A run of records:
#####

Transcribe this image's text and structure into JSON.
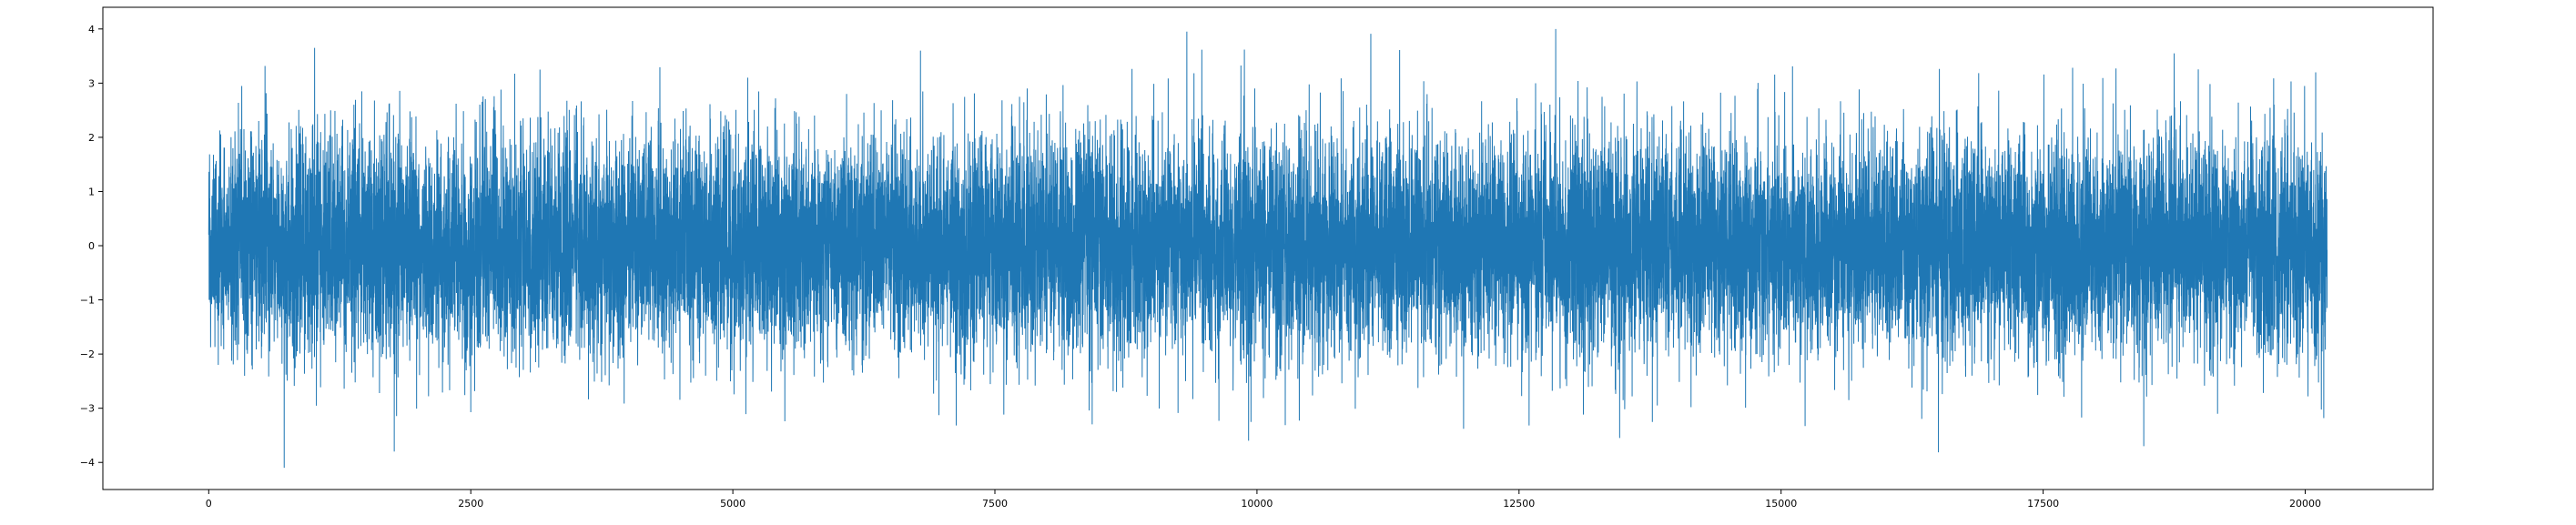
{
  "chart_data": {
    "type": "line",
    "title": "",
    "xlabel": "",
    "ylabel": "",
    "xlim": [
      -1010,
      21220
    ],
    "ylim": [
      -4.5,
      4.4
    ],
    "grid": false,
    "legend": "none",
    "x_ticks": [
      0,
      2500,
      5000,
      7500,
      10000,
      12500,
      15000,
      17500,
      20000
    ],
    "x_tick_labels": [
      "0",
      "2500",
      "5000",
      "7500",
      "10000",
      "12500",
      "15000",
      "17500",
      "20000"
    ],
    "y_ticks": [
      -4,
      -3,
      -2,
      -1,
      0,
      1,
      2,
      3,
      4
    ],
    "y_tick_labels": [
      "−4",
      "−3",
      "−2",
      "−1",
      "0",
      "1",
      "2",
      "3",
      "4"
    ],
    "series": [
      {
        "color": "#1f77b4",
        "description": "white-noise series, roughly standard normal",
        "n_points": 20210,
        "x_start": 0,
        "x_end": 20209,
        "mean": 0.0,
        "std": 1.0,
        "min": -4.1,
        "max": 4.0,
        "extremes": [
          {
            "x": 720,
            "y": -4.1
          },
          {
            "x": 1010,
            "y": 3.65
          },
          {
            "x": 1770,
            "y": -3.8
          },
          {
            "x": 3160,
            "y": 3.25
          },
          {
            "x": 6790,
            "y": 3.6
          },
          {
            "x": 9880,
            "y": 3.62
          },
          {
            "x": 9920,
            "y": -3.6
          },
          {
            "x": 12850,
            "y": 4.0
          },
          {
            "x": 13460,
            "y": -3.55
          },
          {
            "x": 18460,
            "y": -3.7
          },
          {
            "x": 18750,
            "y": 3.55
          },
          {
            "x": 20100,
            "y": 3.2
          }
        ]
      }
    ]
  }
}
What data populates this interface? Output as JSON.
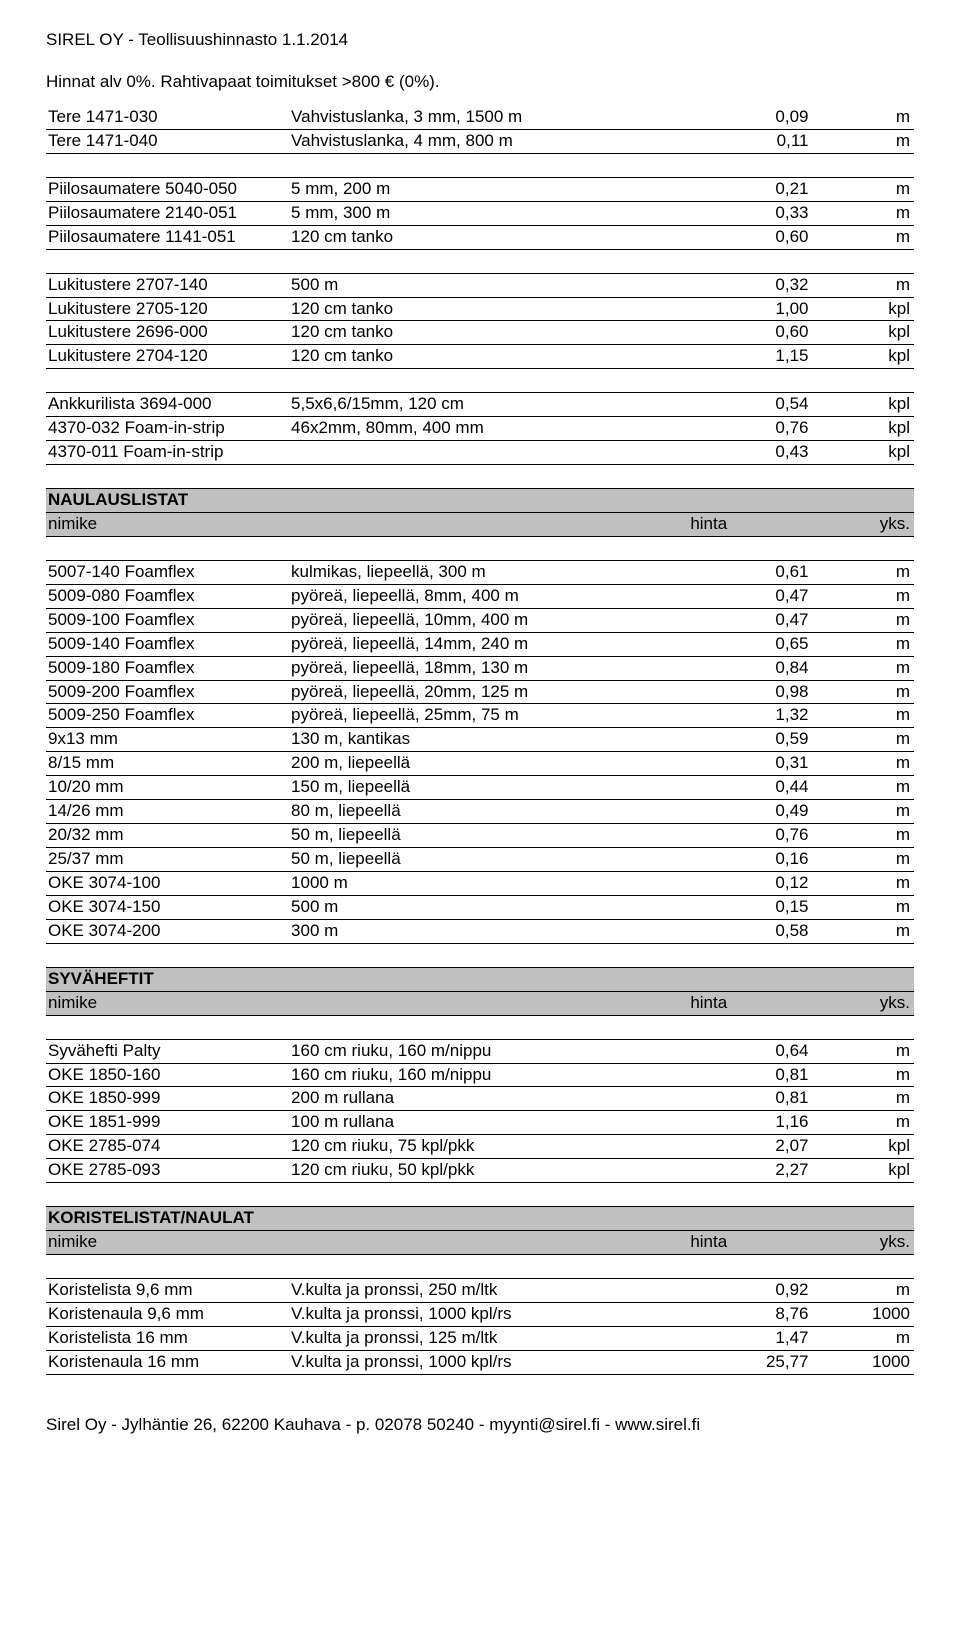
{
  "header": {
    "title": "SIREL OY - Teollisuushinnasto 1.1.2014",
    "subtitle": "Hinnat alv 0%. Rahtivapaat toimitukset >800 € (0%)."
  },
  "groups": [
    {
      "type": "data",
      "rows": [
        [
          "Tere 1471-030",
          "Vahvistuslanka, 3 mm, 1500 m",
          "0,09",
          "m"
        ],
        [
          "Tere 1471-040",
          "Vahvistuslanka, 4 mm, 800 m",
          "0,11",
          "m"
        ]
      ]
    },
    {
      "type": "spacer"
    },
    {
      "type": "data",
      "rows": [
        [
          "Piilosaumatere 5040-050",
          "5 mm, 200 m",
          "0,21",
          "m"
        ],
        [
          "Piilosaumatere 2140-051",
          "5 mm, 300 m",
          "0,33",
          "m"
        ],
        [
          "Piilosaumatere 1141-051",
          "120 cm tanko",
          "0,60",
          "m"
        ]
      ]
    },
    {
      "type": "spacer"
    },
    {
      "type": "data",
      "rows": [
        [
          "Lukitustere 2707-140",
          "500 m",
          "0,32",
          "m"
        ],
        [
          "Lukitustere 2705-120",
          "120 cm tanko",
          "1,00",
          "kpl"
        ],
        [
          "Lukitustere 2696-000",
          "120 cm tanko",
          "0,60",
          "kpl"
        ],
        [
          "Lukitustere 2704-120",
          "120 cm tanko",
          "1,15",
          "kpl"
        ]
      ]
    },
    {
      "type": "spacer"
    },
    {
      "type": "data",
      "rows": [
        [
          "Ankkurilista 3694-000",
          "5,5x6,6/15mm, 120 cm",
          "0,54",
          "kpl"
        ],
        [
          "4370-032 Foam-in-strip",
          "46x2mm, 80mm, 400 mm",
          "0,76",
          "kpl"
        ],
        [
          "4370-011 Foam-in-strip",
          "",
          "0,43",
          "kpl"
        ]
      ]
    },
    {
      "type": "spacer"
    },
    {
      "type": "section",
      "title": "NAULAUSLISTAT",
      "col1": "nimike",
      "col3": "hinta",
      "col4": "yks."
    },
    {
      "type": "spacer"
    },
    {
      "type": "data",
      "rows": [
        [
          "5007-140 Foamflex",
          "kulmikas, liepeellä, 300 m",
          "0,61",
          "m"
        ],
        [
          "5009-080 Foamflex",
          "pyöreä, liepeellä, 8mm, 400 m",
          "0,47",
          "m"
        ],
        [
          "5009-100 Foamflex",
          "pyöreä, liepeellä, 10mm, 400 m",
          "0,47",
          "m"
        ],
        [
          "5009-140 Foamflex",
          "pyöreä, liepeellä, 14mm, 240 m",
          "0,65",
          "m"
        ],
        [
          "5009-180 Foamflex",
          "pyöreä, liepeellä, 18mm, 130 m",
          "0,84",
          "m"
        ],
        [
          "5009-200 Foamflex",
          "pyöreä, liepeellä, 20mm, 125 m",
          "0,98",
          "m"
        ],
        [
          "5009-250 Foamflex",
          "pyöreä, liepeellä, 25mm, 75 m",
          "1,32",
          "m"
        ],
        [
          "9x13 mm",
          "130 m, kantikas",
          "0,59",
          "m"
        ],
        [
          "8/15 mm",
          "200 m, liepeellä",
          "0,31",
          "m"
        ],
        [
          "10/20 mm",
          "150 m, liepeellä",
          "0,44",
          "m"
        ],
        [
          "14/26 mm",
          "80 m, liepeellä",
          "0,49",
          "m"
        ],
        [
          "20/32 mm",
          "50 m, liepeellä",
          "0,76",
          "m"
        ],
        [
          "25/37 mm",
          "50 m, liepeellä",
          "0,16",
          "m"
        ],
        [
          "OKE 3074-100",
          "1000 m",
          "0,12",
          "m"
        ],
        [
          "OKE 3074-150",
          "500 m",
          "0,15",
          "m"
        ],
        [
          "OKE 3074-200",
          "300 m",
          "0,58",
          "m"
        ]
      ]
    },
    {
      "type": "spacer"
    },
    {
      "type": "section",
      "title": "SYVÄHEFTIT",
      "col1": "nimike",
      "col3": "hinta",
      "col4": "yks."
    },
    {
      "type": "spacer"
    },
    {
      "type": "data",
      "rows": [
        [
          "Syvähefti Palty",
          "160 cm riuku, 160 m/nippu",
          "0,64",
          "m"
        ],
        [
          "OKE 1850-160",
          "160 cm riuku, 160 m/nippu",
          "0,81",
          "m"
        ],
        [
          "OKE 1850-999",
          "200 m rullana",
          "0,81",
          "m"
        ],
        [
          "OKE 1851-999",
          "100 m rullana",
          "1,16",
          "m"
        ],
        [
          "OKE 2785-074",
          "120 cm riuku, 75 kpl/pkk",
          "2,07",
          "kpl"
        ],
        [
          "OKE 2785-093",
          "120 cm riuku, 50 kpl/pkk",
          "2,27",
          "kpl"
        ]
      ]
    },
    {
      "type": "spacer"
    },
    {
      "type": "section",
      "title": "KORISTELISTAT/NAULAT",
      "col1": "nimike",
      "col3": "hinta",
      "col4": "yks."
    },
    {
      "type": "spacer"
    },
    {
      "type": "data",
      "rows": [
        [
          "Koristelista 9,6 mm",
          "V.kulta ja pronssi, 250 m/ltk",
          "0,92",
          "m"
        ],
        [
          "Koristenaula 9,6 mm",
          "V.kulta ja pronssi, 1000 kpl/rs",
          "8,76",
          "1000"
        ],
        [
          "Koristelista 16 mm",
          "V.kulta ja pronssi, 125 m/ltk",
          "1,47",
          "m"
        ],
        [
          "Koristenaula 16 mm",
          "V.kulta ja pronssi, 1000 kpl/rs",
          "25,77",
          "1000"
        ]
      ]
    }
  ],
  "footer": "Sirel Oy - Jylhäntie 26, 62200 Kauhava - p. 02078 50240 - myynti@sirel.fi - www.sirel.fi"
}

#####

Set exercise: Gather all lines where the word "JSON" appears.

Full answer:
Transcribe this image's text and structure into JSON.
What data populates this interface? Output as JSON.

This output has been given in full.